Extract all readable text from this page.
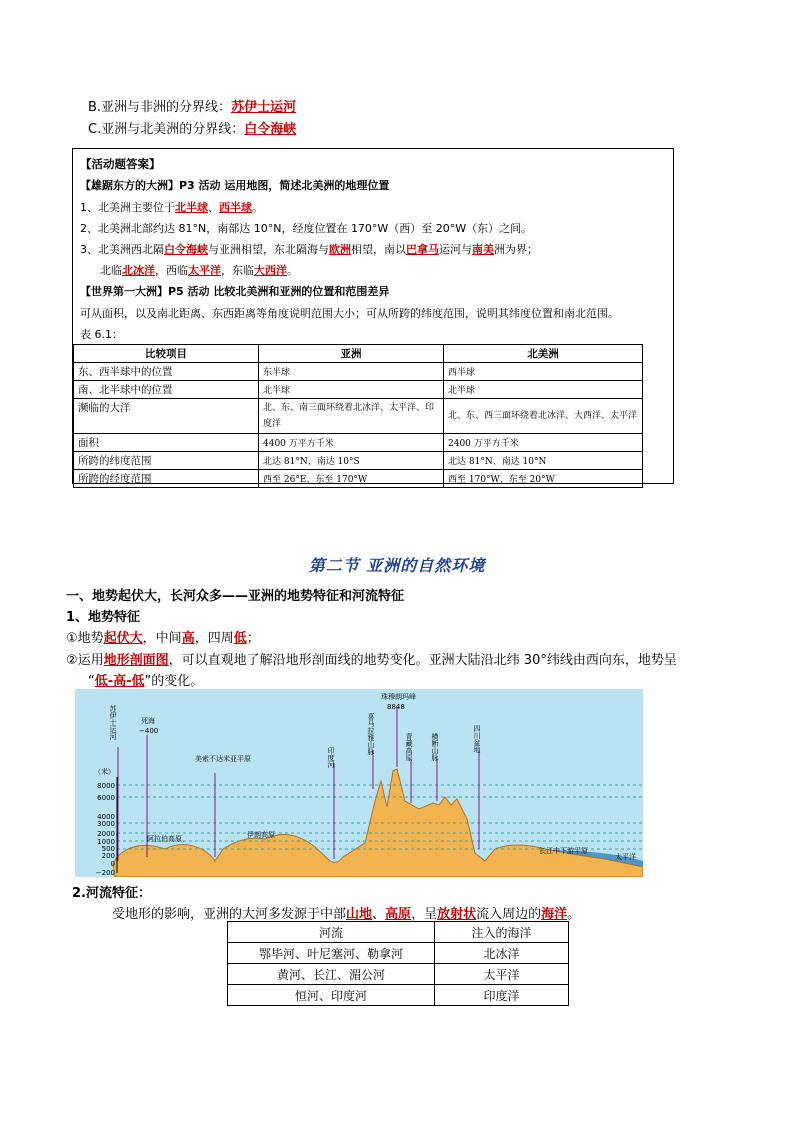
B.亚洲与非洲的分界线：苏伊士运河
C.亚洲与北美洲的分界线：白令海峡
【活动题答案】
【雄踞东方的大洲】P3 活动 运用地图，简述北美洲的地理位置
1、北美洲主要位于北半球、西半球。
2、北美洲北部约达 81°N，南部达 10°N，经度位置在 170°W（西）至 20°W（东）之间。
3、北美洲西北隔白令海峡与亚洲相望，东北隔海与欧洲相望，南以巴拿马运河与南美洲为界；
北临北冰洋，西临太平洋，东临大西洋。
【世界第一大洲】P5 活动 比较北美洲和亚洲的位置和范围差异
可从面积，以及南北距离、东西距离等角度说明范围大小；可从所跨的纬度范围，说明其纬度位置和南北范围。
表 6.1：
比较项目	亚洲	北美洲
东、西半球中的位置	东半球	西半球
南、北半球中的位置	北半球	北半球
濒临的大洋	北、东、南三面环绕着北冰洋、太平洋、印度洋	北、东、西三面环绕着北冰洋、大西洋、太平洋
面积	4400 万平方千米	2400 万平方千米
所跨的纬度范围	北达 81°N、南达 10°S	北达 81°N、南达 10°N
所跨的经度范围	西至 26°E、东至 170°W	西至 170°W、东至 20°W
第二节 亚洲的自然环境
一、地势起伏大，长河众多——亚洲的地势特征和河流特征
1、地势特征
①地势起伏大，中间高，四周低；
②运用地形剖面图，可以直观地了解沿地形剖面线的地势变化。亚洲大陆沿北纬 30°纬线由西向东，地势呈
“低-高-低”的变化。
（米）
8000
6000
4000
3000
2000
1000
500
200
0
−200
苏伊士运河	死海
−400
美索不达米亚平原	印度河
珠穆朗玛峰
8848
喜马拉雅山脉	青藏高原	横断山脉	四川盆地
阿拉伯高原	伊朗高原
长江中下游平原
太平洋
2.河流特征：
受地形的影响，亚洲的大河多发源于中部山地、高原，呈放射状流入周边的海洋。
河流	注入的海洋
鄂毕河、叶尼塞河、勒拿河	北冰洋
黄河、长江、湄公河	太平洋
恒河、印度河	印度洋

> _EXERCISE_
Transcribe the records above verbatim. Do not carry over any picture.

> _SOLVED EXERCISE_
Extract all readable text from this page.
B.亚洲与非洲的分界线：苏伊士运河
C.亚洲与北美洲的分界线：白令海峡
【活动题答案】
【雄踞东方的大洲】P3 活动 运用地图，简述北美洲的地理位置
1、北美洲主要位于北半球、西半球。
2、北美洲北部约达 81°N，南部达 10°N，经度位置在 170°W（西）至 20°W（东）之间。
3、北美洲西北隔白令海峡与亚洲相望，东北隔海与欧洲相望，南以巴拿马运河与南美洲为界；
北临北冰洋，西临太平洋，东临大西洋。
【世界第一大洲】P5 活动 比较北美洲和亚洲的位置和范围差异
可从面积，以及南北距离、东西距离等角度说明范围大小；可从所跨的纬度范围，说明其纬度位置和南北范围。
表 6.1：
比较项目	亚洲	北美洲
东、西半球中的位置	东半球	西半球
南、北半球中的位置	北半球	北半球
濒临的大洋	北、东、南三面环绕着北冰洋、太平洋、印度洋	北、东、西三面环绕着北冰洋、大西洋、太平洋
面积	4400 万平方千米	2400 万平方千米
所跨的纬度范围	北达 81°N、南达 10°S	北达 81°N、南达 10°N
所跨的经度范围	西至 26°E、东至 170°W	西至 170°W、东至 20°W
第二节 亚洲的自然环境
一、地势起伏大，长河众多——亚洲的地势特征和河流特征
1、地势特征
①地势起伏大，中间高，四周低；
②运用地形剖面图，可以直观地了解沿地形剖面线的地势变化。亚洲大陆沿北纬 30°纬线由西向东，地势呈
“低-高-低”的变化。
（米）
8000
6000
4000
3000
2000
1000
500
200
0
−200
苏伊士运河	死海
−400
美索不达米亚平原	印度河
珠穆朗玛峰
8848
喜马拉雅山脉	青藏高原	横断山脉	四川盆地
阿拉伯高原	伊朗高原
长江中下游平原
太平洋
2.河流特征：
受地形的影响，亚洲的大河多发源于中部山地、高原，呈放射状流入周边的海洋。
河流	注入的海洋
鄂毕河、叶尼塞河、勒拿河	北冰洋
黄河、长江、湄公河	太平洋
恒河、印度河	印度洋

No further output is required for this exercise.